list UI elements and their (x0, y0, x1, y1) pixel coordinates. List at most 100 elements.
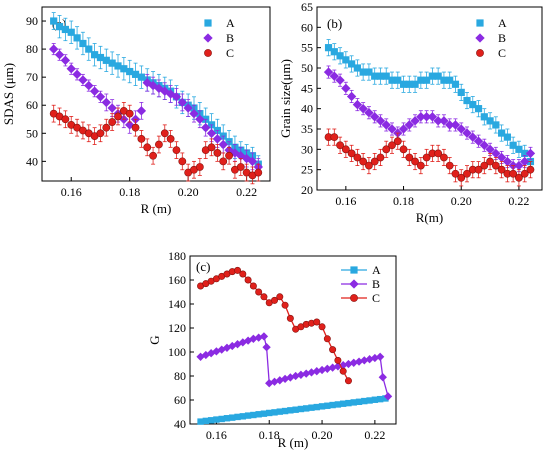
y-tick-label: 100 (168, 345, 186, 359)
data-point (352, 99, 363, 110)
legend-marker (204, 49, 212, 57)
data-point (405, 80, 413, 88)
data-point (195, 163, 204, 171)
data-point (166, 135, 175, 143)
data-point (102, 123, 111, 132)
data-point (107, 103, 117, 113)
data-point (318, 403, 326, 410)
data-point (334, 356, 342, 364)
data-point (55, 23, 64, 31)
data-point (287, 407, 294, 414)
data-point (206, 349, 216, 358)
data-point (114, 112, 122, 121)
data-point (126, 67, 134, 76)
data-point (417, 76, 425, 84)
data-point (335, 75, 345, 85)
data-point (492, 121, 500, 129)
data-point (177, 97, 187, 108)
data-point (172, 146, 181, 155)
data-point (382, 395, 389, 402)
data-point (358, 103, 368, 114)
data-point (498, 129, 506, 137)
data-point (365, 68, 373, 76)
data-point (148, 80, 158, 91)
legend-item-C: C (204, 46, 234, 60)
data-point (398, 124, 409, 134)
data-point (131, 123, 140, 132)
data-point (241, 153, 252, 164)
legend-item-C: C (341, 291, 380, 305)
y-axis-label: G (147, 335, 162, 344)
data-point (375, 116, 386, 126)
x-tick-label: 0.22 (508, 194, 529, 208)
data-point (445, 161, 454, 170)
series-C (49, 102, 263, 185)
y-tick-label: 70 (26, 70, 38, 84)
data-point (416, 112, 426, 122)
data-point (446, 76, 454, 84)
data-point (387, 124, 397, 134)
data-point (255, 288, 263, 296)
data-point (350, 399, 357, 406)
data-point (503, 133, 511, 141)
data-point (201, 122, 211, 133)
data-point (375, 352, 385, 361)
y-tick-label: 160 (168, 273, 186, 287)
data-point (202, 417, 210, 425)
data-point (276, 408, 283, 415)
series-A (324, 39, 535, 171)
data-point (496, 152, 507, 163)
data-point (345, 399, 352, 407)
data-point (280, 374, 290, 384)
data-point (456, 124, 466, 134)
data-point (341, 83, 351, 94)
data-point (323, 335, 331, 343)
legend-item-B: B (203, 31, 234, 45)
data-point (469, 101, 477, 109)
data-point (336, 52, 344, 60)
data-point (79, 39, 87, 48)
data-point (91, 51, 99, 59)
y-axis-label: SDAS (μm) (1, 63, 16, 125)
data-point (102, 56, 110, 64)
data-point (125, 120, 135, 130)
y-tick-label: 45 (301, 81, 313, 95)
data-point (49, 44, 59, 54)
plot-frame (41, 6, 271, 182)
data-point (450, 120, 461, 130)
data-point (239, 413, 247, 420)
data-point (342, 56, 350, 64)
data-point (212, 134, 223, 144)
legend-marker (349, 279, 359, 289)
data-point (329, 401, 336, 409)
data-point (207, 417, 215, 424)
data-point (361, 397, 368, 405)
legend-label: A (226, 16, 235, 30)
data-point (341, 145, 350, 154)
data-point (265, 379, 274, 388)
legend-marker (350, 266, 358, 274)
x-tick-label: 0.18 (119, 185, 140, 199)
y-tick-label: 55 (301, 41, 313, 55)
x-axis-label: R(m) (416, 210, 443, 225)
y-axis-label: Grain size(μm) (278, 59, 293, 138)
data-point (254, 168, 263, 177)
data-point (131, 70, 140, 78)
data-point (50, 17, 58, 25)
legend-item-A: A (476, 16, 507, 30)
data-point (281, 301, 289, 309)
data-point (378, 373, 387, 382)
data-point (67, 28, 75, 36)
data-point (137, 135, 146, 143)
data-point (416, 161, 425, 170)
data-point (160, 129, 169, 138)
data-point (218, 139, 228, 150)
data-point (346, 91, 357, 102)
legend-marker (203, 33, 213, 43)
series-C (324, 128, 535, 187)
data-point (366, 397, 373, 404)
data-point (474, 105, 483, 113)
data-point (61, 115, 70, 124)
series-line (200, 269, 350, 382)
series-B (196, 332, 393, 401)
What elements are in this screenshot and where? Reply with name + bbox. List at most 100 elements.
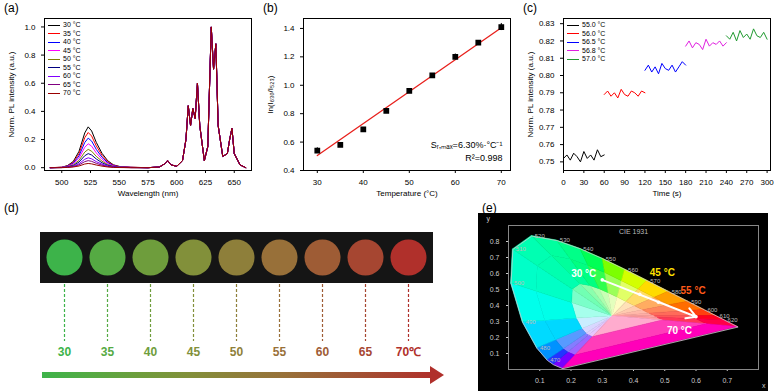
svg-text:40: 40 bbox=[359, 178, 368, 187]
svg-text:530: 530 bbox=[560, 237, 571, 243]
html-text:(a): (a) bbox=[4, 1, 19, 15]
svg-text:60: 60 bbox=[600, 178, 609, 187]
svg-text:65: 65 bbox=[359, 345, 373, 359]
svg-text:90: 90 bbox=[620, 178, 629, 187]
svg-text:30: 30 bbox=[313, 178, 322, 187]
svg-text:35: 35 bbox=[101, 345, 115, 359]
svg-text:520: 520 bbox=[535, 233, 546, 239]
svg-text:575: 575 bbox=[141, 178, 155, 187]
svg-text:0.78: 0.78 bbox=[539, 106, 555, 115]
svg-text:0.7: 0.7 bbox=[490, 254, 500, 261]
svg-text:0.5: 0.5 bbox=[660, 377, 670, 384]
svg-text:45: 45 bbox=[187, 345, 201, 359]
svg-text:120: 120 bbox=[638, 178, 652, 187]
svg-text:0.6: 0.6 bbox=[283, 138, 295, 147]
svg-text:0.82: 0.82 bbox=[539, 37, 555, 46]
svg-text:60: 60 bbox=[316, 345, 330, 359]
svg-text:500: 500 bbox=[55, 178, 69, 187]
svg-text:30: 30 bbox=[58, 345, 72, 359]
svg-text:60: 60 bbox=[451, 178, 460, 187]
svg-text:y: y bbox=[487, 215, 491, 223]
svg-text:1.0: 1.0 bbox=[24, 23, 36, 32]
svg-text:0.79: 0.79 bbox=[539, 88, 555, 97]
svg-text:550: 550 bbox=[606, 256, 617, 262]
svg-text:Time (s): Time (s) bbox=[652, 189, 681, 198]
svg-text:180: 180 bbox=[679, 178, 693, 187]
svg-text:50: 50 bbox=[405, 178, 414, 187]
svg-text:R²=0.998: R²=0.998 bbox=[465, 153, 502, 163]
svg-text:0: 0 bbox=[561, 178, 566, 187]
svg-text:0.75: 0.75 bbox=[539, 157, 555, 166]
svg-text:Wavelength (nm): Wavelength (nm) bbox=[118, 189, 179, 198]
svg-text:210: 210 bbox=[699, 178, 713, 187]
svg-text:240: 240 bbox=[720, 178, 734, 187]
svg-text:300: 300 bbox=[760, 178, 774, 187]
svg-text:625: 625 bbox=[199, 178, 213, 187]
svg-text:50: 50 bbox=[230, 345, 244, 359]
svg-text:0.1: 0.1 bbox=[535, 377, 545, 384]
svg-text:0.2: 0.2 bbox=[566, 377, 576, 384]
svg-text:550: 550 bbox=[113, 178, 127, 187]
svg-text:480: 480 bbox=[540, 345, 551, 351]
svg-text:Norm. PL intensity (a.u.): Norm. PL intensity (a.u.) bbox=[526, 51, 535, 137]
svg-text:540: 540 bbox=[583, 246, 594, 252]
svg-text:510: 510 bbox=[516, 246, 527, 252]
svg-text:1.2: 1.2 bbox=[283, 52, 295, 61]
svg-text:0.80: 0.80 bbox=[539, 71, 555, 80]
svg-text:525: 525 bbox=[84, 178, 98, 187]
svg-text:0.6: 0.6 bbox=[691, 377, 701, 384]
svg-text:600: 600 bbox=[707, 307, 718, 313]
svg-text:0.8: 0.8 bbox=[283, 109, 295, 118]
svg-text:0.5: 0.5 bbox=[490, 286, 500, 293]
svg-text:45 °C: 45 °C bbox=[650, 267, 675, 278]
svg-text:0.1: 0.1 bbox=[490, 350, 500, 357]
svg-text:0.0: 0.0 bbox=[24, 163, 36, 172]
svg-text:0.6: 0.6 bbox=[24, 79, 36, 88]
svg-text:x: x bbox=[762, 382, 766, 389]
svg-text:CIE 1931: CIE 1931 bbox=[619, 228, 648, 235]
html-text:(c): (c) bbox=[523, 1, 537, 15]
html-text:(b): (b) bbox=[263, 1, 278, 15]
svg-text:30: 30 bbox=[579, 178, 588, 187]
svg-text:570: 570 bbox=[650, 278, 661, 284]
svg-text:0.3: 0.3 bbox=[490, 318, 500, 325]
svg-text:560: 560 bbox=[628, 267, 639, 273]
svg-text:470: 470 bbox=[550, 357, 561, 363]
svg-text:40: 40 bbox=[144, 345, 158, 359]
svg-text:0.3: 0.3 bbox=[597, 377, 607, 384]
svg-text:Norm. PL intensity (a.u.): Norm. PL intensity (a.u.) bbox=[7, 51, 16, 137]
svg-text:70: 70 bbox=[497, 178, 506, 187]
svg-text:ln(I₆₃₀/I₅₂₃): ln(I₆₃₀/I₅₂₃) bbox=[266, 75, 275, 113]
svg-text:1.0: 1.0 bbox=[283, 81, 295, 90]
svg-text:55 °C: 55 °C bbox=[681, 285, 706, 296]
svg-text:0.8: 0.8 bbox=[24, 51, 36, 60]
svg-text:0.4: 0.4 bbox=[283, 166, 295, 175]
svg-text:650: 650 bbox=[228, 178, 242, 187]
svg-text:70℃: 70℃ bbox=[396, 345, 421, 359]
svg-text:0.2: 0.2 bbox=[24, 135, 36, 144]
svg-text:0.8: 0.8 bbox=[490, 238, 500, 245]
svg-text:150: 150 bbox=[659, 178, 673, 187]
svg-text:Temperature (°C): Temperature (°C) bbox=[376, 189, 438, 198]
svg-text:55: 55 bbox=[273, 345, 287, 359]
svg-text:620: 620 bbox=[728, 317, 739, 323]
svg-text:0.4: 0.4 bbox=[24, 107, 36, 116]
svg-text:270: 270 bbox=[740, 178, 754, 187]
svg-text:590: 590 bbox=[691, 299, 702, 305]
svg-text:0.4: 0.4 bbox=[629, 377, 639, 384]
svg-text:0.6: 0.6 bbox=[490, 270, 500, 277]
svg-text:0.2: 0.2 bbox=[490, 334, 500, 341]
svg-text:Sᵣ,ₘₐₓ=6.30%·°C⁻¹: Sᵣ,ₘₐₓ=6.30%·°C⁻¹ bbox=[431, 140, 503, 150]
svg-text:0.7: 0.7 bbox=[722, 377, 732, 384]
svg-text:0.81: 0.81 bbox=[539, 54, 555, 63]
svg-text:30 °C: 30 °C bbox=[571, 268, 596, 279]
svg-text:500: 500 bbox=[514, 280, 525, 286]
svg-text:1.4: 1.4 bbox=[283, 24, 295, 33]
svg-text:70 °C: 70 °C bbox=[667, 325, 692, 336]
svg-text:0.83: 0.83 bbox=[539, 19, 555, 28]
svg-text:0.76: 0.76 bbox=[539, 140, 555, 149]
svg-text:0.77: 0.77 bbox=[539, 123, 555, 132]
svg-text:0.4: 0.4 bbox=[490, 302, 500, 309]
svg-text:600: 600 bbox=[170, 178, 184, 187]
svg-text:490: 490 bbox=[526, 319, 537, 325]
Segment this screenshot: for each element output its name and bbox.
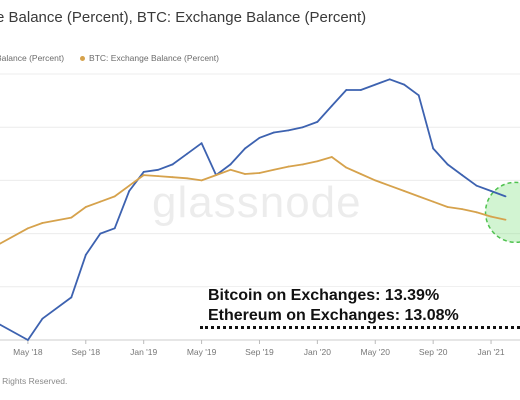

--------------------

DIRECTIONS: Convert the listing lines from the line with "svg-text:40: 40 bbox=[359, 178, 368, 187]" up to and including the line with "svg-text:0.78: 0.78 bbox=[539, 106, 555, 115]" into a JSON list of strings, with one string for each line and blank lines left out.

TASK SOLUTION:
[
  "svg-text:40: 40 bbox=[359, 178, 368, 187]",
  "svg-text:530: 530 bbox=[560, 237, 571, 243]",
  "html-text:(a): (a) bbox=[4, 1, 19, 15]",
  "svg-text:60: 60 bbox=[600, 178, 609, 187]",
  "svg-text:65: 65 bbox=[359, 345, 373, 359]",
  "svg-text:90: 90 bbox=[620, 178, 629, 187]",
  "svg-text:30: 30 bbox=[313, 178, 322, 187]",
  "svg-text:35: 35 bbox=[101, 345, 115, 359]",
  "svg-text:520: 520 bbox=[535, 233, 546, 239]",
  "svg-text:575: 575 bbox=[141, 178, 155, 187]",
  "svg-text:0.78: 0.78 bbox=[539, 106, 555, 115]"
]